> **Dataset records**:
◇ ◇ ◇
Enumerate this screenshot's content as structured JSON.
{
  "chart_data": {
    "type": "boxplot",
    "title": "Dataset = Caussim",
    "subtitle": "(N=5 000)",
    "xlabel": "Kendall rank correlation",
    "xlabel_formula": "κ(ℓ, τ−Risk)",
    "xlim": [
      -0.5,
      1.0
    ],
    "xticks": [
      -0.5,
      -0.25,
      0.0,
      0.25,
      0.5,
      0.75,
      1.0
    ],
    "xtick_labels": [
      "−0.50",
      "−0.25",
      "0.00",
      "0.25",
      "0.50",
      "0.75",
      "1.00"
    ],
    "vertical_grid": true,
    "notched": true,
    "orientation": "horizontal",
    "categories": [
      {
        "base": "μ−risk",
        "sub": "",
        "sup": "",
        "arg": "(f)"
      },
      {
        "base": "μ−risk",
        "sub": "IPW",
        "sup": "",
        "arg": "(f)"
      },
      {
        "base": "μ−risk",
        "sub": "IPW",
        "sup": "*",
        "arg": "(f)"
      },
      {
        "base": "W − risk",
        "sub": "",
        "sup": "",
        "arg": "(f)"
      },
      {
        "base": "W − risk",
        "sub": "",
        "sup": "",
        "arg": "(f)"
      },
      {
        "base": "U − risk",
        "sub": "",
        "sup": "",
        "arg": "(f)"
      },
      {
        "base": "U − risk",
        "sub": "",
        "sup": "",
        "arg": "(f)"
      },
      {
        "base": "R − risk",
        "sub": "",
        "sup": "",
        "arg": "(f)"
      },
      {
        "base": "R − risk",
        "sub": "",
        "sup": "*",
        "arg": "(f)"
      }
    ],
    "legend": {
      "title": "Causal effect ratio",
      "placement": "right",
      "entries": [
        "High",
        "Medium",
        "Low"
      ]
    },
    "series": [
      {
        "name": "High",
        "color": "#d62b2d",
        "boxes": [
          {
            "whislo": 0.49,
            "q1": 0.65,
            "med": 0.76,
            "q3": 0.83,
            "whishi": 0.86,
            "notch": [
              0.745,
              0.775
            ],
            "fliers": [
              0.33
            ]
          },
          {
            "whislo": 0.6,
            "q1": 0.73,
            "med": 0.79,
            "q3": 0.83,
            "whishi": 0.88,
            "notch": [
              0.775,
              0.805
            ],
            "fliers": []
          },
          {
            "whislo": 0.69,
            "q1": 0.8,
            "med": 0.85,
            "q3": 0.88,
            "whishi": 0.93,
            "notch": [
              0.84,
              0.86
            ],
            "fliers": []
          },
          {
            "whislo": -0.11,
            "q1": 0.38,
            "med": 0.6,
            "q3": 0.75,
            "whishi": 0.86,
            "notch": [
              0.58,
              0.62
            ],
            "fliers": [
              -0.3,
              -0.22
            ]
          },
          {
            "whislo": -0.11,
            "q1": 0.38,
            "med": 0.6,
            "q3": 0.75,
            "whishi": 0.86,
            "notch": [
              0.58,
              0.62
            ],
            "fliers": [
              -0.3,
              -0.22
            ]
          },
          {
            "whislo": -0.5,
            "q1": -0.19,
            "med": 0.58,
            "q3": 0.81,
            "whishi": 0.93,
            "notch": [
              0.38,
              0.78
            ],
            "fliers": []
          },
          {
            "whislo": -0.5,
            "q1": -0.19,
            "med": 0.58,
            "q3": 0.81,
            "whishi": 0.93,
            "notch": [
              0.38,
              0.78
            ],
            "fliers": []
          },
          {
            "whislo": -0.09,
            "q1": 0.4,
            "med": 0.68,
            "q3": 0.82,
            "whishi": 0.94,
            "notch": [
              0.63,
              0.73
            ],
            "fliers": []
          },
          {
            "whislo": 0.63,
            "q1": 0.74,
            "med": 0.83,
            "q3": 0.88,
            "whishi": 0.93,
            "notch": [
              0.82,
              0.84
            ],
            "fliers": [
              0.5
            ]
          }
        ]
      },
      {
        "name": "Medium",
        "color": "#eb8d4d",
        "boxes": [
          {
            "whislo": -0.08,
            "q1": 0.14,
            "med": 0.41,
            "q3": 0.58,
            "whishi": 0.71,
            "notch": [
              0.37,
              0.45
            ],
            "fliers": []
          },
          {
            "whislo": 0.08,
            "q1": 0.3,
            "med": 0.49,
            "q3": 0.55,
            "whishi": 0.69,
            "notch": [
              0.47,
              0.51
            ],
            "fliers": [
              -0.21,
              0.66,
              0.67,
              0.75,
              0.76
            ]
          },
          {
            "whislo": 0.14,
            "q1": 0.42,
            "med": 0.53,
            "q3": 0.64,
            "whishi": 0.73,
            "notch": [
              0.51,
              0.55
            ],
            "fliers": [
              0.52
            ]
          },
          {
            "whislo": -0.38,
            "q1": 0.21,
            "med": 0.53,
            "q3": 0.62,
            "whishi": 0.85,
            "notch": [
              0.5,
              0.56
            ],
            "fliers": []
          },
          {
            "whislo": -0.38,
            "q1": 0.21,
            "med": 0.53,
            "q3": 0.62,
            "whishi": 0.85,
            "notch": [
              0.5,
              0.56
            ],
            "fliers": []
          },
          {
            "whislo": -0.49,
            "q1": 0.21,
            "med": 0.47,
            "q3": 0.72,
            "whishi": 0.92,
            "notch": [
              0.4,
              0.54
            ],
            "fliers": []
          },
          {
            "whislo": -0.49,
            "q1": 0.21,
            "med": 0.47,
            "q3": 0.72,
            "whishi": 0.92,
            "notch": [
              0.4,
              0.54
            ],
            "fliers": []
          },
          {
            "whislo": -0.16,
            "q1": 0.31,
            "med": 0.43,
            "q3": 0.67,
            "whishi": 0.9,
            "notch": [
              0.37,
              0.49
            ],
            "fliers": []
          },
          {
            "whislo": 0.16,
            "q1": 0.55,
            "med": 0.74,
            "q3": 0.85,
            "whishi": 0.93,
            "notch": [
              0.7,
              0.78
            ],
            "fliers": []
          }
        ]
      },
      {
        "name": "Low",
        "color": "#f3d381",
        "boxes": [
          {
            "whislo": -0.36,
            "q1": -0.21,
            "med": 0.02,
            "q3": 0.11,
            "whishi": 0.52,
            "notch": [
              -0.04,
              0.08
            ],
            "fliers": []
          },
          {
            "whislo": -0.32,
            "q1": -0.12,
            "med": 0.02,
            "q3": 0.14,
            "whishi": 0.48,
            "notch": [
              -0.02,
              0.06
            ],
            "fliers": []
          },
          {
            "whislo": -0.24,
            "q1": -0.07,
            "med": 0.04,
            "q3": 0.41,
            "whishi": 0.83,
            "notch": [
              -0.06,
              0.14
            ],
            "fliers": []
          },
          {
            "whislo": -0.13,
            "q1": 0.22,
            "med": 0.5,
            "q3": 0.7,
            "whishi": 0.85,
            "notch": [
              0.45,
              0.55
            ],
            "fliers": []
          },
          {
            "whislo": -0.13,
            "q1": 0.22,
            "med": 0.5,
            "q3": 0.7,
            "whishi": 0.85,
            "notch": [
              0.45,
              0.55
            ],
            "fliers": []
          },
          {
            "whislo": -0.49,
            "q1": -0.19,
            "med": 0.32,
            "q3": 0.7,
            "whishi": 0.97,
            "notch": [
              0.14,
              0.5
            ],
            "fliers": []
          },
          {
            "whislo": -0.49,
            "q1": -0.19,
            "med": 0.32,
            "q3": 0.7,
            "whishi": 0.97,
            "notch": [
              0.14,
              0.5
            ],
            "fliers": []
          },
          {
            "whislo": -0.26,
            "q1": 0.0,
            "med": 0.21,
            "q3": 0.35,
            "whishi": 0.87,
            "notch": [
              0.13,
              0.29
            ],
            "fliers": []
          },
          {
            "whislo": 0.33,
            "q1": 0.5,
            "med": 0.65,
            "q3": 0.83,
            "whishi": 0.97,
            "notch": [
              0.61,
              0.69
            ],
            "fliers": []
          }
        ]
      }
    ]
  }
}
◇ ◇ ◇
Copy all the records above exactly, missing none.

Enumerate this screenshot's content as structured JSON.
{
  "chart_data": {
    "type": "boxplot",
    "title": "Dataset = Caussim",
    "subtitle": "(N=5 000)",
    "xlabel": "Kendall rank correlation",
    "xlabel_formula": "κ(ℓ, τ−Risk)",
    "xlim": [
      -0.5,
      1.0
    ],
    "xticks": [
      -0.5,
      -0.25,
      0.0,
      0.25,
      0.5,
      0.75,
      1.0
    ],
    "xtick_labels": [
      "−0.50",
      "−0.25",
      "0.00",
      "0.25",
      "0.50",
      "0.75",
      "1.00"
    ],
    "vertical_grid": true,
    "notched": true,
    "orientation": "horizontal",
    "categories": [
      {
        "base": "μ−risk",
        "sub": "",
        "sup": "",
        "arg": "(f)"
      },
      {
        "base": "μ−risk",
        "sub": "IPW",
        "sup": "",
        "arg": "(f)"
      },
      {
        "base": "μ−risk",
        "sub": "IPW",
        "sup": "*",
        "arg": "(f)"
      },
      {
        "base": "W − risk",
        "sub": "",
        "sup": "",
        "arg": "(f)"
      },
      {
        "base": "W − risk",
        "sub": "",
        "sup": "",
        "arg": "(f)"
      },
      {
        "base": "U − risk",
        "sub": "",
        "sup": "",
        "arg": "(f)"
      },
      {
        "base": "U − risk",
        "sub": "",
        "sup": "",
        "arg": "(f)"
      },
      {
        "base": "R − risk",
        "sub": "",
        "sup": "",
        "arg": "(f)"
      },
      {
        "base": "R − risk",
        "sub": "",
        "sup": "*",
        "arg": "(f)"
      }
    ],
    "legend": {
      "title": "Causal effect ratio",
      "placement": "right",
      "entries": [
        "High",
        "Medium",
        "Low"
      ]
    },
    "series": [
      {
        "name": "High",
        "color": "#d62b2d",
        "boxes": [
          {
            "whislo": 0.49,
            "q1": 0.65,
            "med": 0.76,
            "q3": 0.83,
            "whishi": 0.86,
            "notch": [
              0.745,
              0.775
            ],
            "fliers": [
              0.33
            ]
          },
          {
            "whislo": 0.6,
            "q1": 0.73,
            "med": 0.79,
            "q3": 0.83,
            "whishi": 0.88,
            "notch": [
              0.775,
              0.805
            ],
            "fliers": []
          },
          {
            "whislo": 0.69,
            "q1": 0.8,
            "med": 0.85,
            "q3": 0.88,
            "whishi": 0.93,
            "notch": [
              0.84,
              0.86
            ],
            "fliers": []
          },
          {
            "whislo": -0.11,
            "q1": 0.38,
            "med": 0.6,
            "q3": 0.75,
            "whishi": 0.86,
            "notch": [
              0.58,
              0.62
            ],
            "fliers": [
              -0.3,
              -0.22
            ]
          },
          {
            "whislo": -0.11,
            "q1": 0.38,
            "med": 0.6,
            "q3": 0.75,
            "whishi": 0.86,
            "notch": [
              0.58,
              0.62
            ],
            "fliers": [
              -0.3,
              -0.22
            ]
          },
          {
            "whislo": -0.5,
            "q1": -0.19,
            "med": 0.58,
            "q3": 0.81,
            "whishi": 0.93,
            "notch": [
              0.38,
              0.78
            ],
            "fliers": []
          },
          {
            "whislo": -0.5,
            "q1": -0.19,
            "med": 0.58,
            "q3": 0.81,
            "whishi": 0.93,
            "notch": [
              0.38,
              0.78
            ],
            "fliers": []
          },
          {
            "whislo": -0.09,
            "q1": 0.4,
            "med": 0.68,
            "q3": 0.82,
            "whishi": 0.94,
            "notch": [
              0.63,
              0.73
            ],
            "fliers": []
          },
          {
            "whislo": 0.63,
            "q1": 0.74,
            "med": 0.83,
            "q3": 0.88,
            "whishi": 0.93,
            "notch": [
              0.82,
              0.84
            ],
            "fliers": [
              0.5
            ]
          }
        ]
      },
      {
        "name": "Medium",
        "color": "#eb8d4d",
        "boxes": [
          {
            "whislo": -0.08,
            "q1": 0.14,
            "med": 0.41,
            "q3": 0.58,
            "whishi": 0.71,
            "notch": [
              0.37,
              0.45
            ],
            "fliers": []
          },
          {
            "whislo": 0.08,
            "q1": 0.3,
            "med": 0.49,
            "q3": 0.55,
            "whishi": 0.69,
            "notch": [
              0.47,
              0.51
            ],
            "fliers": [
              -0.21,
              0.66,
              0.67,
              0.75,
              0.76
            ]
          },
          {
            "whislo": 0.14,
            "q1": 0.42,
            "med": 0.53,
            "q3": 0.64,
            "whishi": 0.73,
            "notch": [
              0.51,
              0.55
            ],
            "fliers": [
              0.52
            ]
          },
          {
            "whislo": -0.38,
            "q1": 0.21,
            "med": 0.53,
            "q3": 0.62,
            "whishi": 0.85,
            "notch": [
              0.5,
              0.56
            ],
            "fliers": []
          },
          {
            "whislo": -0.38,
            "q1": 0.21,
            "med": 0.53,
            "q3": 0.62,
            "whishi": 0.85,
            "notch": [
              0.5,
              0.56
            ],
            "fliers": []
          },
          {
            "whislo": -0.49,
            "q1": 0.21,
            "med": 0.47,
            "q3": 0.72,
            "whishi": 0.92,
            "notch": [
              0.4,
              0.54
            ],
            "fliers": []
          },
          {
            "whislo": -0.49,
            "q1": 0.21,
            "med": 0.47,
            "q3": 0.72,
            "whishi": 0.92,
            "notch": [
              0.4,
              0.54
            ],
            "fliers": []
          },
          {
            "whislo": -0.16,
            "q1": 0.31,
            "med": 0.43,
            "q3": 0.67,
            "whishi": 0.9,
            "notch": [
              0.37,
              0.49
            ],
            "fliers": []
          },
          {
            "whislo": 0.16,
            "q1": 0.55,
            "med": 0.74,
            "q3": 0.85,
            "whishi": 0.93,
            "notch": [
              0.7,
              0.78
            ],
            "fliers": []
          }
        ]
      },
      {
        "name": "Low",
        "color": "#f3d381",
        "boxes": [
          {
            "whislo": -0.36,
            "q1": -0.21,
            "med": 0.02,
            "q3": 0.11,
            "whishi": 0.52,
            "notch": [
              -0.04,
              0.08
            ],
            "fliers": []
          },
          {
            "whislo": -0.32,
            "q1": -0.12,
            "med": 0.02,
            "q3": 0.14,
            "whishi": 0.48,
            "notch": [
              -0.02,
              0.06
            ],
            "fliers": []
          },
          {
            "whislo": -0.24,
            "q1": -0.07,
            "med": 0.04,
            "q3": 0.41,
            "whishi": 0.83,
            "notch": [
              -0.06,
              0.14
            ],
            "fliers": []
          },
          {
            "whislo": -0.13,
            "q1": 0.22,
            "med": 0.5,
            "q3": 0.7,
            "whishi": 0.85,
            "notch": [
              0.45,
              0.55
            ],
            "fliers": []
          },
          {
            "whislo": -0.13,
            "q1": 0.22,
            "med": 0.5,
            "q3": 0.7,
            "whishi": 0.85,
            "notch": [
              0.45,
              0.55
            ],
            "fliers": []
          },
          {
            "whislo": -0.49,
            "q1": -0.19,
            "med": 0.32,
            "q3": 0.7,
            "whishi": 0.97,
            "notch": [
              0.14,
              0.5
            ],
            "fliers": []
          },
          {
            "whislo": -0.49,
            "q1": -0.19,
            "med": 0.32,
            "q3": 0.7,
            "whishi": 0.97,
            "notch": [
              0.14,
              0.5
            ],
            "fliers": []
          },
          {
            "whislo": -0.26,
            "q1": 0.0,
            "med": 0.21,
            "q3": 0.35,
            "whishi": 0.87,
            "notch": [
              0.13,
              0.29
            ],
            "fliers": []
          },
          {
            "whislo": 0.33,
            "q1": 0.5,
            "med": 0.65,
            "q3": 0.83,
            "whishi": 0.97,
            "notch": [
              0.61,
              0.69
            ],
            "fliers": []
          }
        ]
      }
    ]
  }
}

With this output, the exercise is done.